What the exercise asks >> Pick out each line containing the string "triển".

Data excerpts:
++++

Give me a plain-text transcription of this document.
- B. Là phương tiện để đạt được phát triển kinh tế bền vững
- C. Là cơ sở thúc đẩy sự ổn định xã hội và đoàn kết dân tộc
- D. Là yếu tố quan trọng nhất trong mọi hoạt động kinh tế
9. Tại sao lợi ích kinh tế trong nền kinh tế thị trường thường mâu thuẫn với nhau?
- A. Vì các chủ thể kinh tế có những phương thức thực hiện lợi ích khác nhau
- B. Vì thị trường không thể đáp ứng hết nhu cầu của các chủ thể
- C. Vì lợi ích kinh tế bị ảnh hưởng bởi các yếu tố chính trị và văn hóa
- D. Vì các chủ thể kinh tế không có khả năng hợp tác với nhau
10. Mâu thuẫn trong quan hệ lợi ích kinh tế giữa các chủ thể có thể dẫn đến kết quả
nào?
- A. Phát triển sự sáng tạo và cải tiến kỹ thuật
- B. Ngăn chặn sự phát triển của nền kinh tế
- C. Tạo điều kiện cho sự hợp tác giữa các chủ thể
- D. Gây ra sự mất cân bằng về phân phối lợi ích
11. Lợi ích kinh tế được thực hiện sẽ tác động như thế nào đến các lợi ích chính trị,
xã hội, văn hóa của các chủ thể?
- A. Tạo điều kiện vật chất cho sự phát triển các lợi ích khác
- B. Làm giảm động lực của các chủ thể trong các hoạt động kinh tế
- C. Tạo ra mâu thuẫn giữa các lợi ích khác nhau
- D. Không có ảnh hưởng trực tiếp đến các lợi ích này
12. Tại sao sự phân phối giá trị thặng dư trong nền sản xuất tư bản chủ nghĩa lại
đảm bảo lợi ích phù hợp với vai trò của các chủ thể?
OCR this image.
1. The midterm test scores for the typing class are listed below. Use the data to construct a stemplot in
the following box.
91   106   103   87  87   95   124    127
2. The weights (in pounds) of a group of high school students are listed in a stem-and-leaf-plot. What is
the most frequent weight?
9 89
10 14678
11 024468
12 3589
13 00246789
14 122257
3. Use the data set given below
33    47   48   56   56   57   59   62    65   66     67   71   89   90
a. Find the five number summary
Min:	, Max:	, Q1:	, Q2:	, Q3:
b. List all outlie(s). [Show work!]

++++

Final answer >>
- B. Là phương tiện để đạt được phát triển kinh tế bền vững
- A. Phát triển sự sáng tạo và cải tiến kỹ thuật
- B. Ngăn chặn sự phát triển của nền kinh tế
- A. Tạo điều kiện vật chất cho sự phát triển các lợi ích khác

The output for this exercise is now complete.